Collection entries
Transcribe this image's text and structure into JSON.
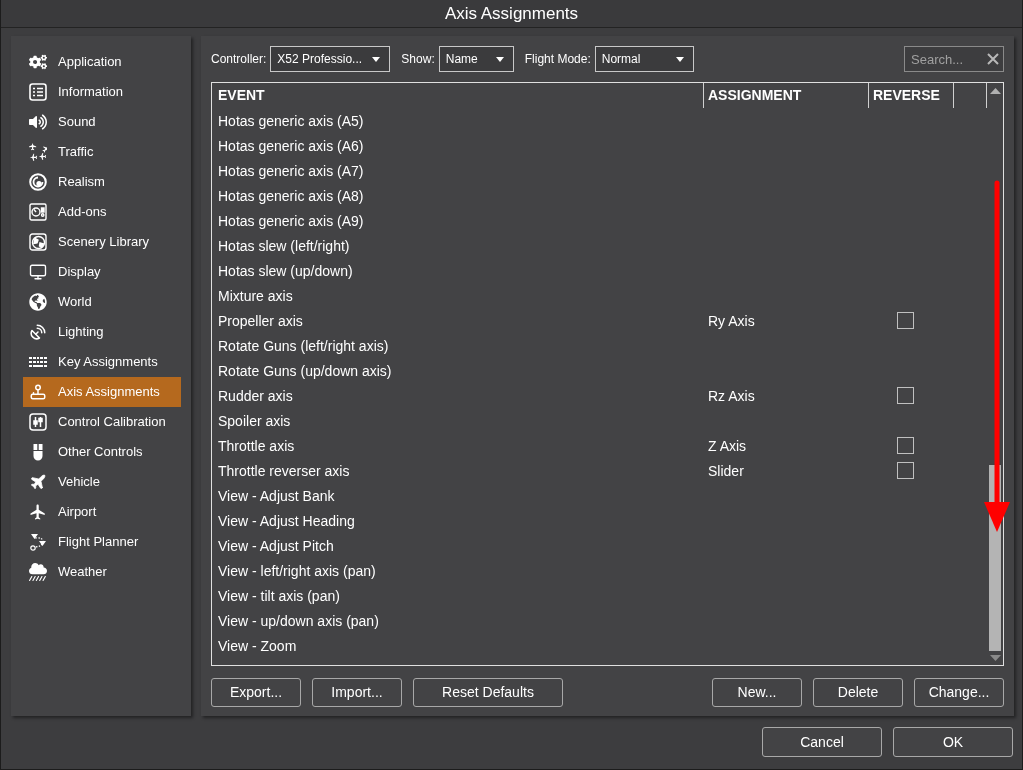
{
  "window": {
    "title": "Axis Assignments"
  },
  "sidebar": {
    "items": [
      {
        "label": "Application",
        "selected": false
      },
      {
        "label": "Information",
        "selected": false
      },
      {
        "label": "Sound",
        "selected": false
      },
      {
        "label": "Traffic",
        "selected": false
      },
      {
        "label": "Realism",
        "selected": false
      },
      {
        "label": "Add-ons",
        "selected": false
      },
      {
        "label": "Scenery Library",
        "selected": false
      },
      {
        "label": "Display",
        "selected": false
      },
      {
        "label": "World",
        "selected": false
      },
      {
        "label": "Lighting",
        "selected": false
      },
      {
        "label": "Key Assignments",
        "selected": false
      },
      {
        "label": "Axis Assignments",
        "selected": true
      },
      {
        "label": "Control Calibration",
        "selected": false
      },
      {
        "label": "Other Controls",
        "selected": false
      },
      {
        "label": "Vehicle",
        "selected": false
      },
      {
        "label": "Airport",
        "selected": false
      },
      {
        "label": "Flight Planner",
        "selected": false
      },
      {
        "label": "Weather",
        "selected": false
      }
    ]
  },
  "toolbar": {
    "controller": {
      "label": "Controller:",
      "value": "X52 Professio..."
    },
    "show": {
      "label": "Show:",
      "value": "Name"
    },
    "flight_mode": {
      "label": "Flight Mode:",
      "value": "Normal"
    },
    "search": {
      "placeholder": "Search..."
    }
  },
  "table": {
    "columns": [
      "EVENT",
      "ASSIGNMENT",
      "REVERSE"
    ],
    "rows": [
      {
        "event": "Hotas generic axis (A5)"
      },
      {
        "event": "Hotas generic axis (A6)"
      },
      {
        "event": "Hotas generic axis (A7)"
      },
      {
        "event": "Hotas generic axis (A8)"
      },
      {
        "event": "Hotas generic axis (A9)"
      },
      {
        "event": "Hotas slew (left/right)"
      },
      {
        "event": "Hotas slew (up/down)"
      },
      {
        "event": "Mixture axis"
      },
      {
        "event": "Propeller axis",
        "assignment": "Ry Axis",
        "reverse": false
      },
      {
        "event": "Rotate Guns (left/right axis)"
      },
      {
        "event": "Rotate Guns (up/down axis)"
      },
      {
        "event": "Rudder axis",
        "assignment": "Rz Axis",
        "reverse": false
      },
      {
        "event": "Spoiler axis"
      },
      {
        "event": "Throttle axis",
        "assignment": "Z Axis",
        "reverse": false
      },
      {
        "event": "Throttle reverser axis",
        "assignment": "Slider",
        "reverse": false
      },
      {
        "event": "View - Adjust Bank"
      },
      {
        "event": "View - Adjust Heading"
      },
      {
        "event": "View - Adjust Pitch"
      },
      {
        "event": "View - left/right axis (pan)"
      },
      {
        "event": "View - tilt axis (pan)"
      },
      {
        "event": "View - up/down axis (pan)"
      },
      {
        "event": "View - Zoom"
      }
    ]
  },
  "table_actions_left": [
    "Export...",
    "Import...",
    "Reset Defaults"
  ],
  "table_actions_right": [
    "New...",
    "Delete",
    "Change..."
  ],
  "dialog_buttons": [
    "Cancel",
    "OK"
  ]
}
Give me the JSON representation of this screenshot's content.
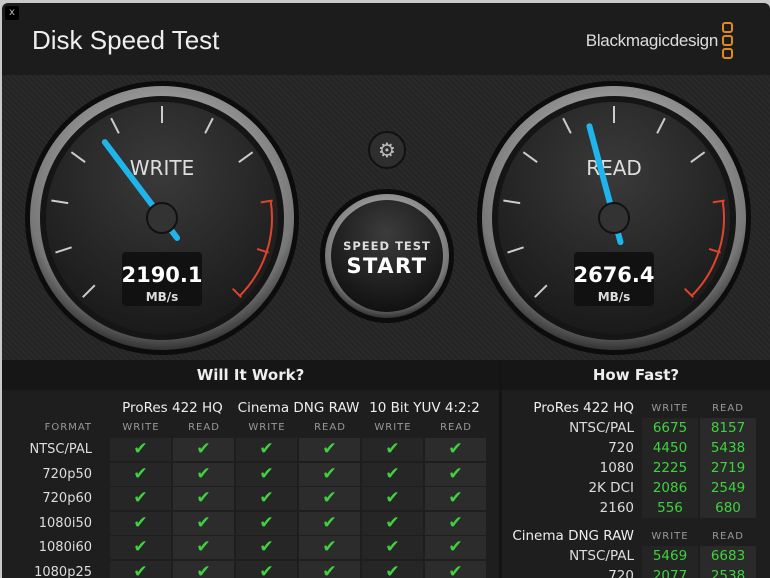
{
  "window": {
    "close_label": "x",
    "title": "Disk Speed Test",
    "brand": "Blackmagicdesign"
  },
  "gauges": {
    "write": {
      "label": "WRITE",
      "value": "2190.1",
      "unit": "MB/s"
    },
    "read": {
      "label": "READ",
      "value": "2676.4",
      "unit": "MB/s"
    }
  },
  "start_button": {
    "line1": "SPEED TEST",
    "line2": "START"
  },
  "will_it_work": {
    "title": "Will It Work?",
    "format_header": "FORMAT",
    "groups": [
      "ProRes 422 HQ",
      "Cinema DNG RAW",
      "10 Bit YUV 4:2:2"
    ],
    "sub": [
      "WRITE",
      "READ"
    ],
    "check": "✔",
    "rows": [
      "NTSC/PAL",
      "720p50",
      "720p60",
      "1080i50",
      "1080i60",
      "1080p25"
    ]
  },
  "how_fast": {
    "title": "How Fast?",
    "sections": [
      {
        "name": "ProRes 422 HQ",
        "write": "WRITE",
        "read": "READ",
        "rows": [
          {
            "f": "NTSC/PAL",
            "w": "6675",
            "r": "8157"
          },
          {
            "f": "720",
            "w": "4450",
            "r": "5438"
          },
          {
            "f": "1080",
            "w": "2225",
            "r": "2719"
          },
          {
            "f": "2K DCI",
            "w": "2086",
            "r": "2549"
          },
          {
            "f": "2160",
            "w": "556",
            "r": "680"
          }
        ]
      },
      {
        "name": "Cinema DNG RAW",
        "write": "WRITE",
        "read": "READ",
        "rows": [
          {
            "f": "NTSC/PAL",
            "w": "5469",
            "r": "6683"
          },
          {
            "f": "720",
            "w": "2077",
            "r": "2538"
          }
        ]
      }
    ]
  },
  "colors": {
    "accent": "#1fb4ea",
    "check": "#3fd23f",
    "logo": "#e08a1e",
    "redline": "#e0442c"
  }
}
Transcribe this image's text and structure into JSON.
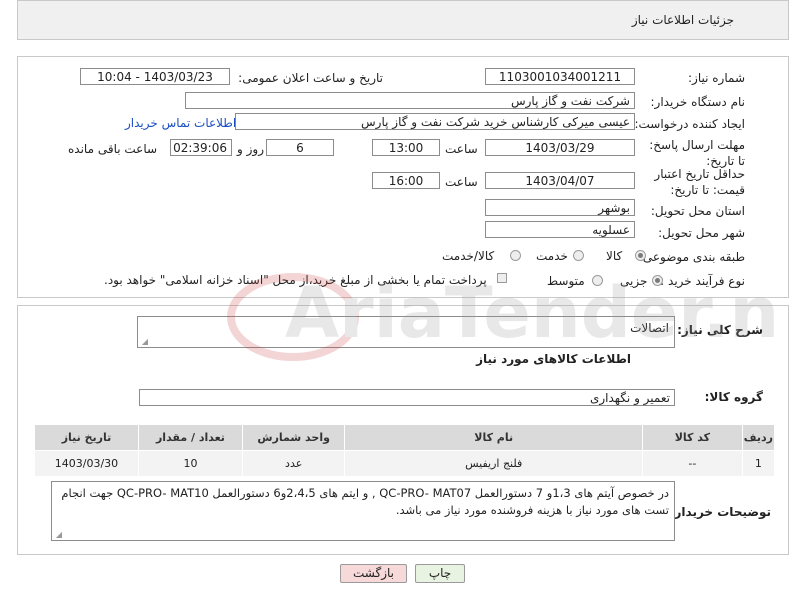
{
  "header": {
    "title": "جزئیات اطلاعات نیاز"
  },
  "fields": {
    "need_number_label": "شماره نیاز:",
    "need_number": "1103001034001211",
    "announce_label": "تاریخ و ساعت اعلان عمومی:",
    "announce_value": "1403/03/23 - 10:04",
    "buyer_org_label": "نام دستگاه خریدار:",
    "buyer_org": "شرکت نفت و گاز پارس",
    "creator_label": "ایجاد کننده درخواست:",
    "creator": "عیسی میرکی کارشناس خرید شرکت نفت و گاز پارس",
    "contact_link": "اطلاعات تماس خریدار",
    "deadline_label": "مهلت ارسال پاسخ: تا تاریخ:",
    "deadline_date": "1403/03/29",
    "time_word": "ساعت",
    "deadline_time": "13:00",
    "days_value": "6",
    "days_and": "روز و",
    "remaining_time": "02:39:06",
    "remaining_label": "ساعت باقی مانده",
    "min_price_label": "حداقل تاریخ اعتبار قیمت: تا تاریخ:",
    "min_price_date": "1403/04/07",
    "min_price_time": "16:00",
    "province_label": "استان محل تحویل:",
    "province": "بوشهر",
    "city_label": "شهر محل تحویل:",
    "city": "عسلویه",
    "category_label": "طبقه بندی موضوعی:",
    "category_options": [
      "کالا",
      "خدمت",
      "کالا/خدمت"
    ],
    "purchase_type_label": "نوع فرآیند خرید :",
    "purchase_options": [
      "جزیی",
      "متوسط"
    ],
    "payment_note": "پرداخت تمام یا بخشی از مبلغ خرید،از محل \"اسناد خزانه اسلامی\" خواهد بود."
  },
  "details": {
    "general_desc_label": "شرح کلی نیاز:",
    "general_desc": "اتصالات",
    "goods_info_title": "اطلاعات کالاهای مورد نیاز",
    "goods_group_label": "گروه کالا:",
    "goods_group": "تعمیر و نگهداری",
    "table": {
      "headers": [
        "ردیف",
        "کد کالا",
        "نام کالا",
        "واحد شمارش",
        "تعداد / مقدار",
        "تاریخ نیاز"
      ],
      "rows": [
        [
          "1",
          "--",
          "فلنج اریفیس",
          "عدد",
          "10",
          "1403/03/30"
        ]
      ]
    },
    "buyer_notes_label": "توضیحات خریدار:",
    "buyer_notes_line1": "در خصوص آیتم های 1،3و 7 دستورالعمل QC-PRO- MAT07 , و ایتم های 2،4،5و6 دستورالعمل  QC-PRO- MAT10 جهت انجام",
    "buyer_notes_line2": "تست های مورد نیاز با هزینه فروشنده مورد نیاز می باشد."
  },
  "buttons": {
    "print": "چاپ",
    "back": "بازگشت"
  },
  "watermark_text": "AriaTender.net",
  "colors": {
    "link": "#1a4ec4",
    "back_button_bg": "#f7d9d9",
    "print_button_bg": "#e9f3e1",
    "header_bg": "#dadada"
  }
}
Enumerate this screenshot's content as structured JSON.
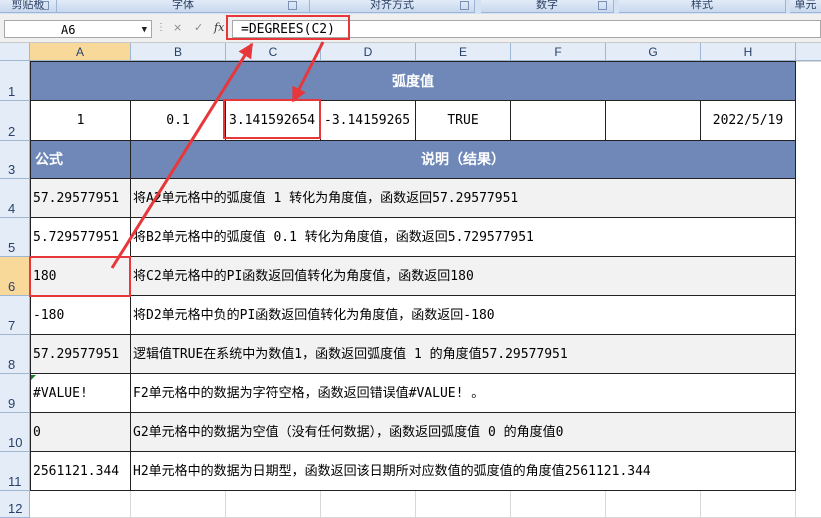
{
  "ribbon": {
    "groups": [
      "剪贴板",
      "字体",
      "对齐方式",
      "数字",
      "样式",
      "单元"
    ]
  },
  "formula_bar": {
    "name_box": "A6",
    "fx_label": "fx",
    "cancel_icon": "×",
    "enter_icon": "✓",
    "formula": "=DEGREES(C2)"
  },
  "columns": [
    "A",
    "B",
    "C",
    "D",
    "E",
    "F",
    "G",
    "H"
  ],
  "rows": [
    "1",
    "2",
    "3",
    "4",
    "5",
    "6",
    "7",
    "8",
    "9",
    "10",
    "11",
    "12"
  ],
  "sheet": {
    "title": "弧度值",
    "values": [
      "1",
      "0.1",
      "3.141592654",
      "-3.14159265",
      "TRUE",
      "",
      "",
      "2022/5/19"
    ],
    "col_formula": "公式",
    "col_desc": "说明（结果）",
    "records": [
      {
        "result": "57.29577951",
        "desc": "将A2单元格中的弧度值 1 转化为角度值，函数返回57.29577951"
      },
      {
        "result": "5.729577951",
        "desc": "将B2单元格中的弧度值 0.1 转化为角度值，函数返回5.729577951"
      },
      {
        "result": "180",
        "desc": "将C2单元格中的PI函数返回值转化为角度值，函数返回180"
      },
      {
        "result": "-180",
        "desc": "将D2单元格中负的PI函数返回值转化为角度值，函数返回-180"
      },
      {
        "result": "57.29577951",
        "desc": "逻辑值TRUE在系统中为数值1，函数返回弧度值 1 的角度值57.29577951"
      },
      {
        "result": "#VALUE!",
        "desc": "F2单元格中的数据为字符空格，函数返回错误值#VALUE! 。"
      },
      {
        "result": "0",
        "desc": "G2单元格中的数据为空值（没有任何数据），函数返回弧度值 0 的角度值0"
      },
      {
        "result": "2561121.344",
        "desc": "H2单元格中的数据为日期型，函数返回该日期所对应数值的弧度值的角度值2561121.344"
      }
    ]
  },
  "colors": {
    "header_band": "#6f88b8",
    "annotation_red": "#e8373b",
    "selected_header": "#f9d99a"
  }
}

#### [WORK TO DO]
Wherever the string "پارس" appears in the entries above, list that line.

#### [TASK ANSWER]
    "buyer_org": "شرکت نفت و گاز پارس",
    "creator": "عیسی میرکی کارشناس خرید شرکت نفت و گاز پارس",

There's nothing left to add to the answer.